[Dataset entries on figures]
☆ ☆ ☆ ☆ ☆ ☆ ☆

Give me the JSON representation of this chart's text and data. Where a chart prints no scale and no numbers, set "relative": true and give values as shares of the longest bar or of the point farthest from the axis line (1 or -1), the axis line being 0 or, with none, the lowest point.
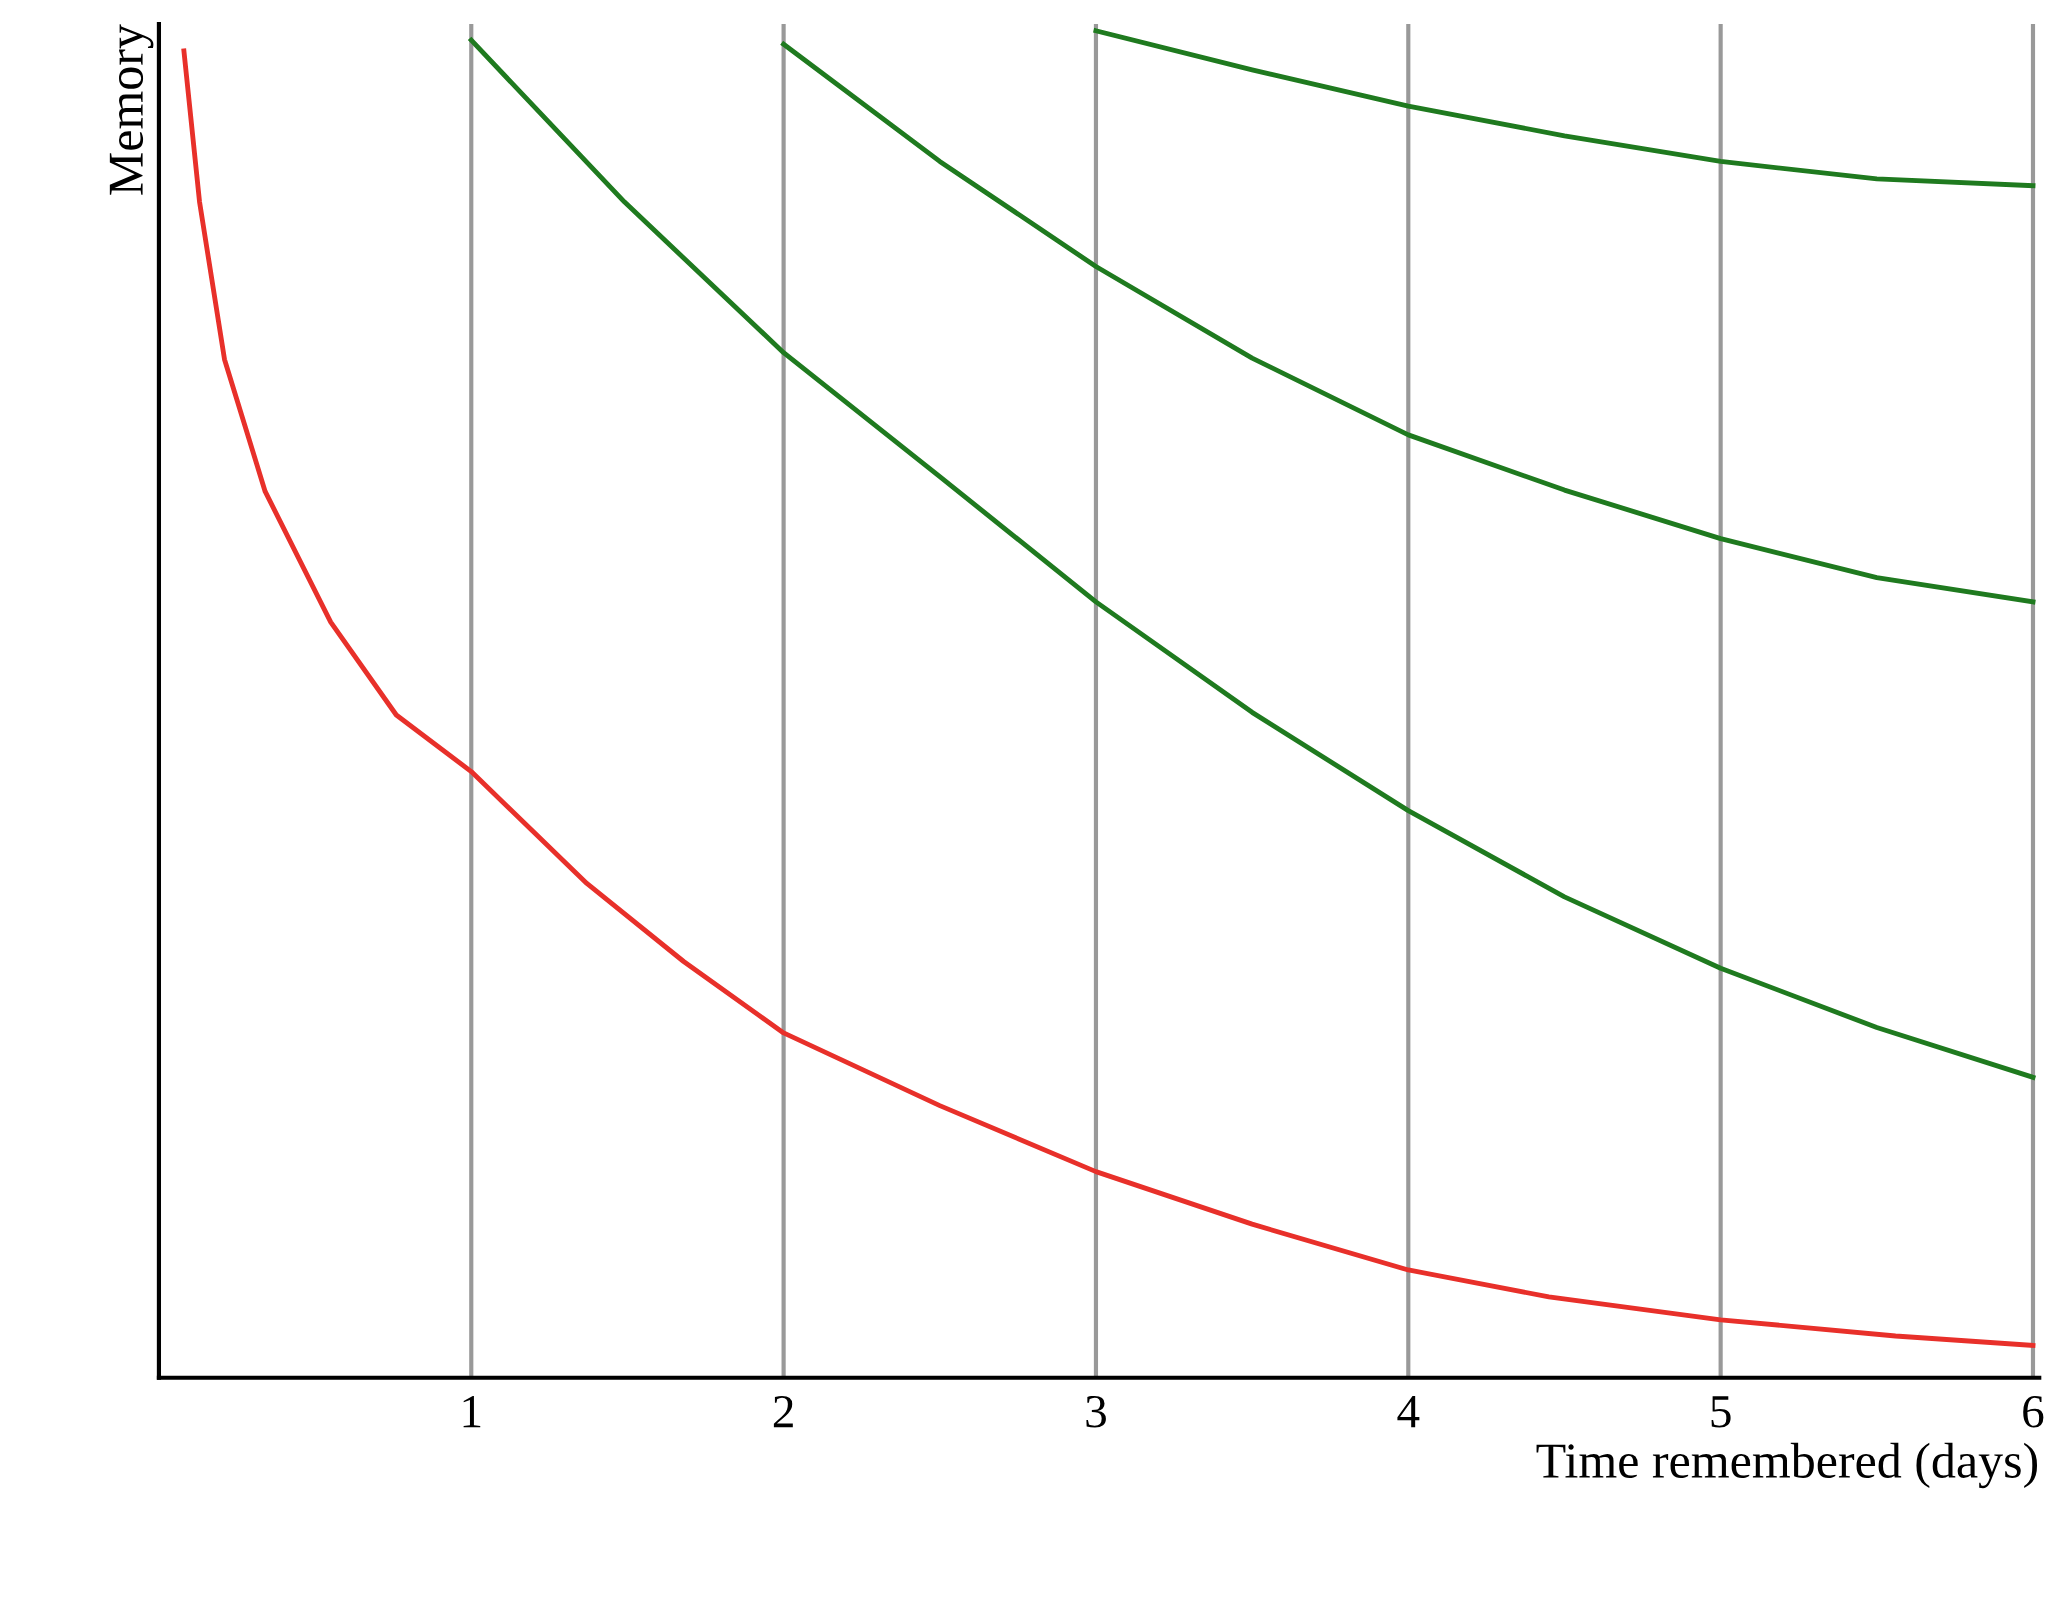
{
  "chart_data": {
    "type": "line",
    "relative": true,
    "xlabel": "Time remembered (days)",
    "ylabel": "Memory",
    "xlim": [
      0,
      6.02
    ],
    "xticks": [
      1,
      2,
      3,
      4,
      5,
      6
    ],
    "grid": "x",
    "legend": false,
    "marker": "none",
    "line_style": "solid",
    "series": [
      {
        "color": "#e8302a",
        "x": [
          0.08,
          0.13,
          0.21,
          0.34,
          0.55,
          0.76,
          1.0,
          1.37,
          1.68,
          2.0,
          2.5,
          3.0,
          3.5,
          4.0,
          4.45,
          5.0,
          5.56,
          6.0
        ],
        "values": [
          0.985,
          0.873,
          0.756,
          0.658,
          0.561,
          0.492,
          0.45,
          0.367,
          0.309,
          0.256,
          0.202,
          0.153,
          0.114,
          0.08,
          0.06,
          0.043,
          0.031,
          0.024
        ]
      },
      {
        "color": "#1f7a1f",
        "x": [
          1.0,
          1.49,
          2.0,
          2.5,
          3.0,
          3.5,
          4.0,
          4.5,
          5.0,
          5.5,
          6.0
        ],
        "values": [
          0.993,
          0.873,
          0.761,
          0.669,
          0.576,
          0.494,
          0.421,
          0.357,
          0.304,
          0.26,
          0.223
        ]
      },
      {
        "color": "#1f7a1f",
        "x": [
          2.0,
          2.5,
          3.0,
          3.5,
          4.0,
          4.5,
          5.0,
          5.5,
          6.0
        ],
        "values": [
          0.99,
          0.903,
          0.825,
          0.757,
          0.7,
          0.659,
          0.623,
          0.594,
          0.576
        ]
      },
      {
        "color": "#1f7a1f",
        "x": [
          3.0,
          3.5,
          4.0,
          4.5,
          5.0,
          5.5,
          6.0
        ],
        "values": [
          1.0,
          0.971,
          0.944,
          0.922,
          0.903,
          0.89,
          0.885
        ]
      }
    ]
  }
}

☆ ☆ ☆ ☆ ☆ ☆ ☆

Requirement: Copy every record above exactly as written, but leave out the pictures.

Solution below:
Give me the JSON representation of this chart's text and data. Where a chart prints no scale and no numbers, set "relative": true and give values as shares of the longest bar or of the point farthest from the axis line (1 or -1), the axis line being 0 or, with none, the lowest point.
{
  "chart_data": {
    "type": "line",
    "relative": true,
    "xlabel": "Time remembered (days)",
    "ylabel": "Memory",
    "xlim": [
      0,
      6.02
    ],
    "xticks": [
      1,
      2,
      3,
      4,
      5,
      6
    ],
    "grid": "x",
    "legend": false,
    "marker": "none",
    "line_style": "solid",
    "series": [
      {
        "color": "#e8302a",
        "x": [
          0.08,
          0.13,
          0.21,
          0.34,
          0.55,
          0.76,
          1.0,
          1.37,
          1.68,
          2.0,
          2.5,
          3.0,
          3.5,
          4.0,
          4.45,
          5.0,
          5.56,
          6.0
        ],
        "values": [
          0.985,
          0.873,
          0.756,
          0.658,
          0.561,
          0.492,
          0.45,
          0.367,
          0.309,
          0.256,
          0.202,
          0.153,
          0.114,
          0.08,
          0.06,
          0.043,
          0.031,
          0.024
        ]
      },
      {
        "color": "#1f7a1f",
        "x": [
          1.0,
          1.49,
          2.0,
          2.5,
          3.0,
          3.5,
          4.0,
          4.5,
          5.0,
          5.5,
          6.0
        ],
        "values": [
          0.993,
          0.873,
          0.761,
          0.669,
          0.576,
          0.494,
          0.421,
          0.357,
          0.304,
          0.26,
          0.223
        ]
      },
      {
        "color": "#1f7a1f",
        "x": [
          2.0,
          2.5,
          3.0,
          3.5,
          4.0,
          4.5,
          5.0,
          5.5,
          6.0
        ],
        "values": [
          0.99,
          0.903,
          0.825,
          0.757,
          0.7,
          0.659,
          0.623,
          0.594,
          0.576
        ]
      },
      {
        "color": "#1f7a1f",
        "x": [
          3.0,
          3.5,
          4.0,
          4.5,
          5.0,
          5.5,
          6.0
        ],
        "values": [
          1.0,
          0.971,
          0.944,
          0.922,
          0.903,
          0.89,
          0.885
        ]
      }
    ]
  }
}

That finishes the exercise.